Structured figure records
(begin)
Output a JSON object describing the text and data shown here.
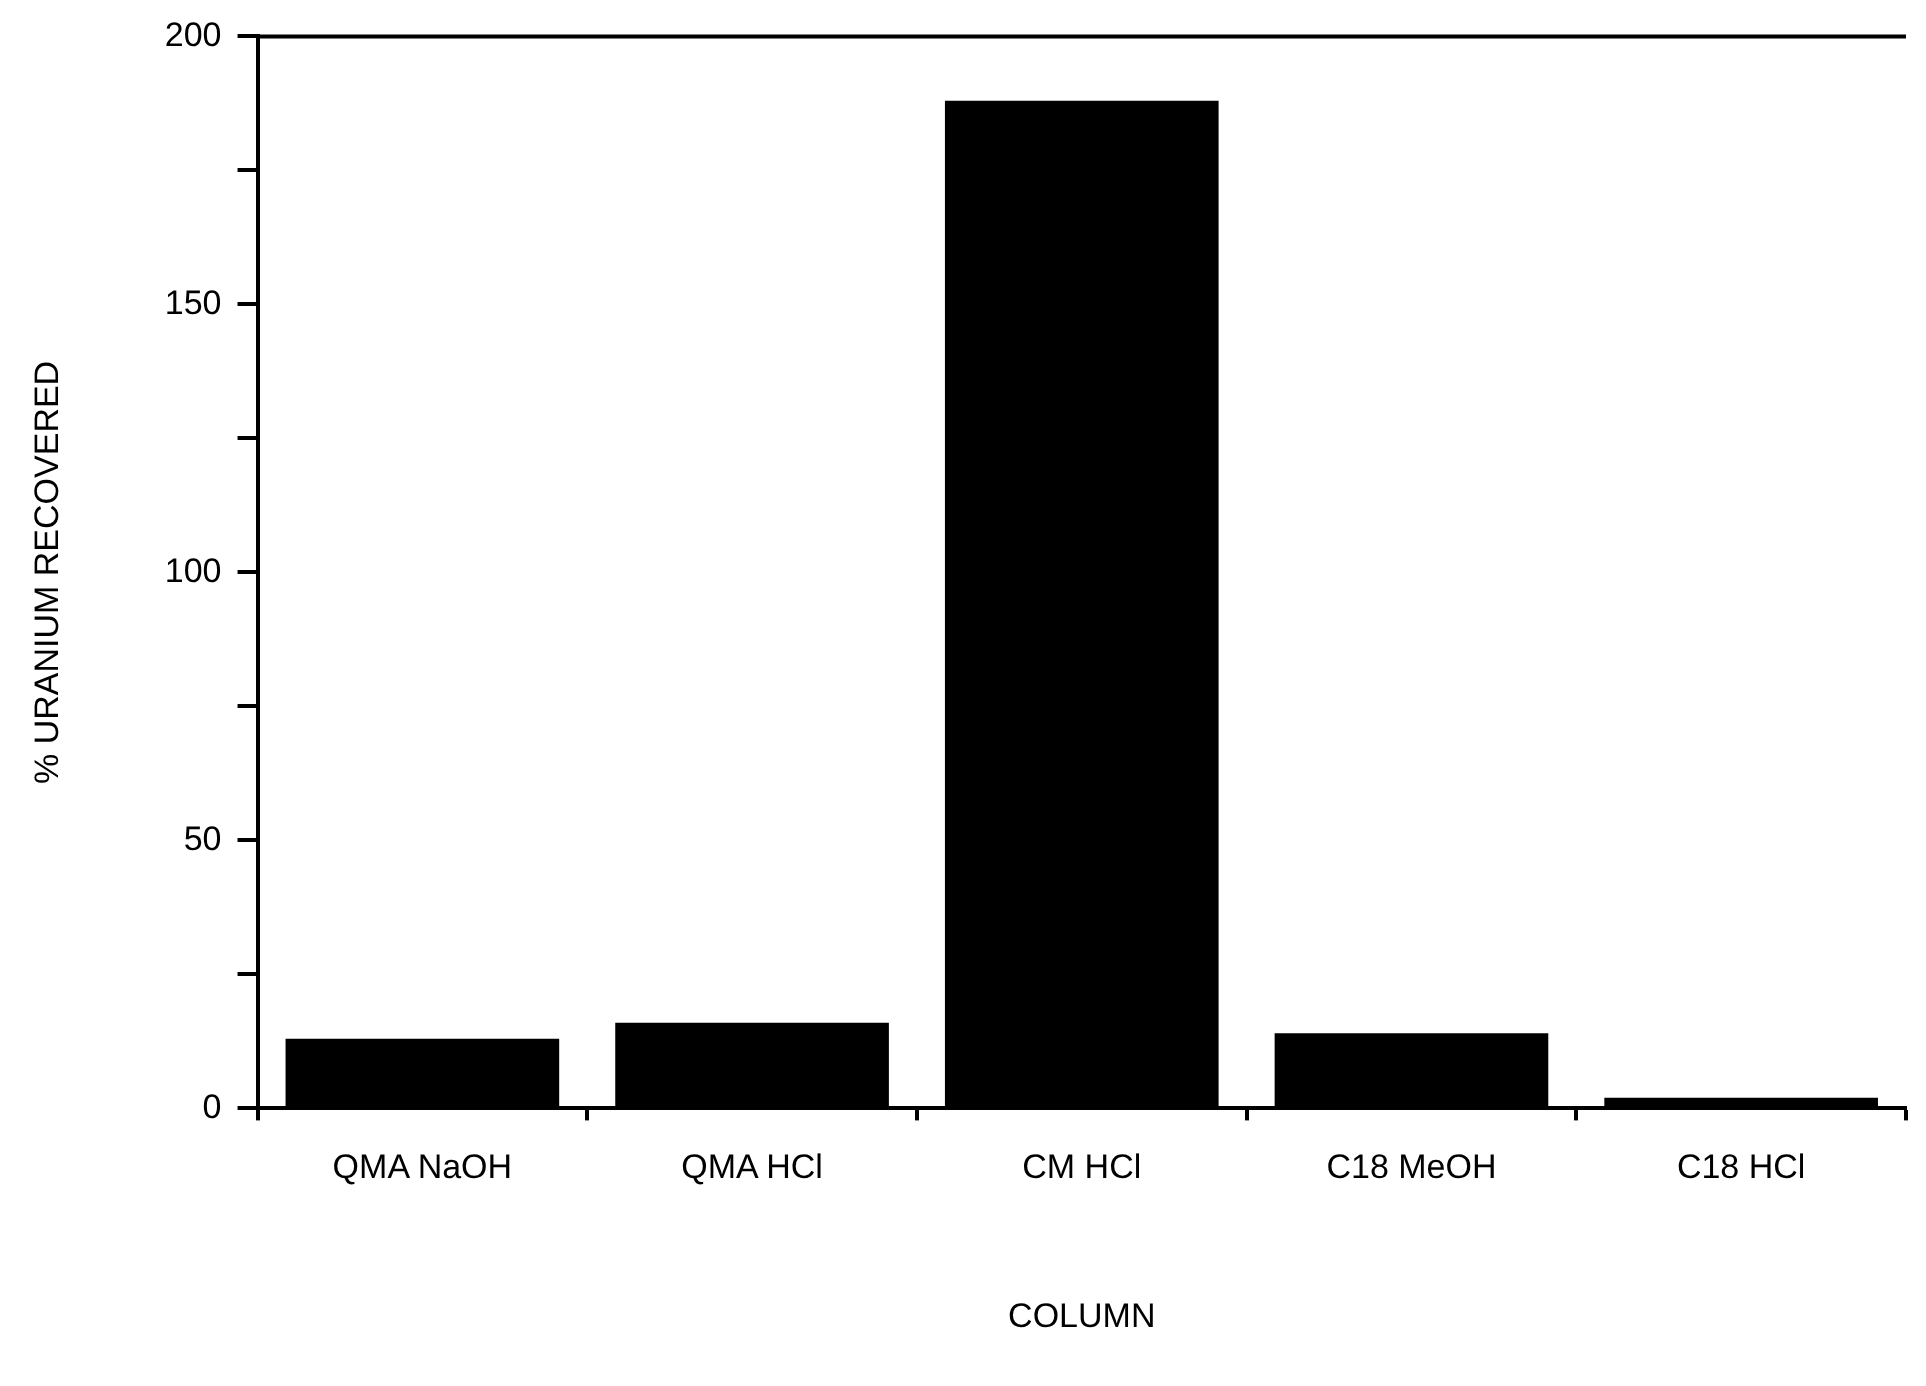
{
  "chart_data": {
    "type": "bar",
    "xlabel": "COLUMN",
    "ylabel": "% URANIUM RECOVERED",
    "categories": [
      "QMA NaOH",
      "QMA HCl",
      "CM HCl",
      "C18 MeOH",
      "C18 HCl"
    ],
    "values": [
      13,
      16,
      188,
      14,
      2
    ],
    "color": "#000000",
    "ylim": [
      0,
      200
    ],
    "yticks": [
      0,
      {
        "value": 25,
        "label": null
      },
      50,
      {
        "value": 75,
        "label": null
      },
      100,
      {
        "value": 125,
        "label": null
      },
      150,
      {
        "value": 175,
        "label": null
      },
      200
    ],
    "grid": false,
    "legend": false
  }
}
(end)
- [PROBLEM TO WORK ON] Output all the records, word for word, with no pictures in the copy.

- [RESPONSE]
Output a JSON object describing the text and data shown here.
{
  "chart_data": {
    "type": "bar",
    "xlabel": "COLUMN",
    "ylabel": "% URANIUM RECOVERED",
    "categories": [
      "QMA NaOH",
      "QMA HCl",
      "CM HCl",
      "C18 MeOH",
      "C18 HCl"
    ],
    "values": [
      13,
      16,
      188,
      14,
      2
    ],
    "color": "#000000",
    "ylim": [
      0,
      200
    ],
    "yticks": [
      0,
      {
        "value": 25,
        "label": null
      },
      50,
      {
        "value": 75,
        "label": null
      },
      100,
      {
        "value": 125,
        "label": null
      },
      150,
      {
        "value": 175,
        "label": null
      },
      200
    ],
    "grid": false,
    "legend": false
  }
}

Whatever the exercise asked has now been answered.